Transcribe everything in the data word for word. Pictures are left out.

-- LISTED ENTRIES start --

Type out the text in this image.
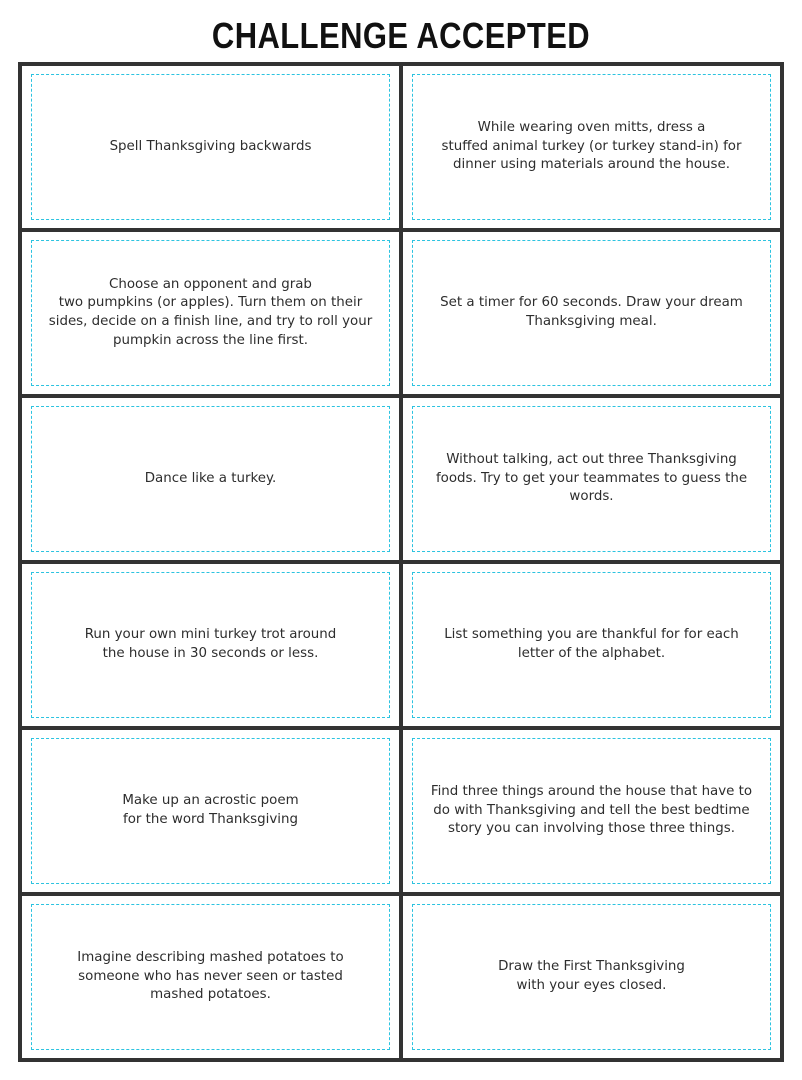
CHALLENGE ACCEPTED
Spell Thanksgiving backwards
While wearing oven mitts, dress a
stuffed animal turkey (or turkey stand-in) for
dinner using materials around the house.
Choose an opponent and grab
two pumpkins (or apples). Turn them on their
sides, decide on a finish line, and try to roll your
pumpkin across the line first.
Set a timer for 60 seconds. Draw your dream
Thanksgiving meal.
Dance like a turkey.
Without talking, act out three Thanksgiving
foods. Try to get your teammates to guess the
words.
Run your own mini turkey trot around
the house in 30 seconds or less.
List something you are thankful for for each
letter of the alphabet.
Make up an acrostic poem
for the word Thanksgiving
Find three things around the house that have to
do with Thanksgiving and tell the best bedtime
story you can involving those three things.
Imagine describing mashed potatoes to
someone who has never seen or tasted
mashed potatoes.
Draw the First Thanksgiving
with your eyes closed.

-- LISTED ENTRIES end --

## RESULT FOR THIS EXERCISE
Type out the text in this image.
CHALLENGE ACCEPTED
Spell Thanksgiving backwards
While wearing oven mitts, dress a
stuffed animal turkey (or turkey stand-in) for
dinner using materials around the house.
Choose an opponent and grab
two pumpkins (or apples). Turn them on their
sides, decide on a finish line, and try to roll your
pumpkin across the line first.
Set a timer for 60 seconds. Draw your dream
Thanksgiving meal.
Dance like a turkey.
Without talking, act out three Thanksgiving
foods. Try to get your teammates to guess the
words.
Run your own mini turkey trot around
the house in 30 seconds or less.
List something you are thankful for for each
letter of the alphabet.
Make up an acrostic poem
for the word Thanksgiving
Find three things around the house that have to
do with Thanksgiving and tell the best bedtime
story you can involving those three things.
Imagine describing mashed potatoes to
someone who has never seen or tasted
mashed potatoes.
Draw the First Thanksgiving
with your eyes closed.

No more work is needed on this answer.